---- RECORD EXTRACTS

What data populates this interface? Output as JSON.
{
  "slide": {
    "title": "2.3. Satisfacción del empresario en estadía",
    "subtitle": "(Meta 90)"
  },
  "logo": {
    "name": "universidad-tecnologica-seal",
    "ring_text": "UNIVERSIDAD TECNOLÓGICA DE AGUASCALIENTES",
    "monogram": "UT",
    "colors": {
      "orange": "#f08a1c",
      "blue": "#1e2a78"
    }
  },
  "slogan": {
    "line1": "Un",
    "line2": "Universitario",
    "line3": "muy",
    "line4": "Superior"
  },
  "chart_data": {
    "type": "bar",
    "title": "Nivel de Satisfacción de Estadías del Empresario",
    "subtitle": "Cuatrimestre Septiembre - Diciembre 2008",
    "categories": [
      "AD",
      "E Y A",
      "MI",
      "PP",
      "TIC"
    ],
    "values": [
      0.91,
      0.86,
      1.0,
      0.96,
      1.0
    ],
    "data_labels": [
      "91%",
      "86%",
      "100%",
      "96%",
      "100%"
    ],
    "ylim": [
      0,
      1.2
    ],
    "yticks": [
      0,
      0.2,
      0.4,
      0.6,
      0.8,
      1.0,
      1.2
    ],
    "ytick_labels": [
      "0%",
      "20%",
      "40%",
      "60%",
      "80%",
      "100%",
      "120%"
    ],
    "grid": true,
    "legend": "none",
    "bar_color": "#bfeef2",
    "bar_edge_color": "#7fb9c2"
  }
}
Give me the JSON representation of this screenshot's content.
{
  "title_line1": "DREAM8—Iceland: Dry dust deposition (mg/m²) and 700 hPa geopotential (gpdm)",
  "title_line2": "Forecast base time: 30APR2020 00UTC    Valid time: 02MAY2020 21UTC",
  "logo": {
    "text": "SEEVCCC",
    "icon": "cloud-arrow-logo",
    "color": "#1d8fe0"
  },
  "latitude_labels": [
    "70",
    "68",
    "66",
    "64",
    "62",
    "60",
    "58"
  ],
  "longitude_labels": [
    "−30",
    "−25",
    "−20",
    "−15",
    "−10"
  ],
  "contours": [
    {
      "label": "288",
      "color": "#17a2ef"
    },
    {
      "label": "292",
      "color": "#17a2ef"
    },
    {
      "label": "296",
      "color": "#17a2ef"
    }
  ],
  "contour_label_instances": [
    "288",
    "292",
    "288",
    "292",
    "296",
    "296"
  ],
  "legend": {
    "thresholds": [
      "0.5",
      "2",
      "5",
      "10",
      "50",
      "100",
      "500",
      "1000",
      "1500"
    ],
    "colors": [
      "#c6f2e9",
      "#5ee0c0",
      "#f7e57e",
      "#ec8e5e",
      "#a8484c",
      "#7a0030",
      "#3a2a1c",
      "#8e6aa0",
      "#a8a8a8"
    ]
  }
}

--------

Repeat the whole listing exactly, keeping every line intact.

» RESULT OF THIS TASK:
What data populates this interface? Output as JSON.
{
  "slide": {
    "title": "2.3. Satisfacción del empresario en estadía",
    "subtitle": "(Meta 90)"
  },
  "logo": {
    "name": "universidad-tecnologica-seal",
    "ring_text": "UNIVERSIDAD TECNOLÓGICA DE AGUASCALIENTES",
    "monogram": "UT",
    "colors": {
      "orange": "#f08a1c",
      "blue": "#1e2a78"
    }
  },
  "slogan": {
    "line1": "Un",
    "line2": "Universitario",
    "line3": "muy",
    "line4": "Superior"
  },
  "chart_data": {
    "type": "bar",
    "title": "Nivel de Satisfacción de Estadías del Empresario",
    "subtitle": "Cuatrimestre Septiembre - Diciembre 2008",
    "categories": [
      "AD",
      "E Y A",
      "MI",
      "PP",
      "TIC"
    ],
    "values": [
      0.91,
      0.86,
      1.0,
      0.96,
      1.0
    ],
    "data_labels": [
      "91%",
      "86%",
      "100%",
      "96%",
      "100%"
    ],
    "ylim": [
      0,
      1.2
    ],
    "yticks": [
      0,
      0.2,
      0.4,
      0.6,
      0.8,
      1.0,
      1.2
    ],
    "ytick_labels": [
      "0%",
      "20%",
      "40%",
      "60%",
      "80%",
      "100%",
      "120%"
    ],
    "grid": true,
    "legend": "none",
    "bar_color": "#bfeef2",
    "bar_edge_color": "#7fb9c2"
  }
}
Give me the JSON representation of this screenshot's content.
{
  "title_line1": "DREAM8—Iceland: Dry dust deposition (mg/m²) and 700 hPa geopotential (gpdm)",
  "title_line2": "Forecast base time: 30APR2020 00UTC    Valid time: 02MAY2020 21UTC",
  "logo": {
    "text": "SEEVCCC",
    "icon": "cloud-arrow-logo",
    "color": "#1d8fe0"
  },
  "latitude_labels": [
    "70",
    "68",
    "66",
    "64",
    "62",
    "60",
    "58"
  ],
  "longitude_labels": [
    "−30",
    "−25",
    "−20",
    "−15",
    "−10"
  ],
  "contours": [
    {
      "label": "288",
      "color": "#17a2ef"
    },
    {
      "label": "292",
      "color": "#17a2ef"
    },
    {
      "label": "296",
      "color": "#17a2ef"
    }
  ],
  "contour_label_instances": [
    "288",
    "292",
    "288",
    "292",
    "296",
    "296"
  ],
  "legend": {
    "thresholds": [
      "0.5",
      "2",
      "5",
      "10",
      "50",
      "100",
      "500",
      "1000",
      "1500"
    ],
    "colors": [
      "#c6f2e9",
      "#5ee0c0",
      "#f7e57e",
      "#ec8e5e",
      "#a8484c",
      "#7a0030",
      "#3a2a1c",
      "#8e6aa0",
      "#a8a8a8"
    ]
  }
}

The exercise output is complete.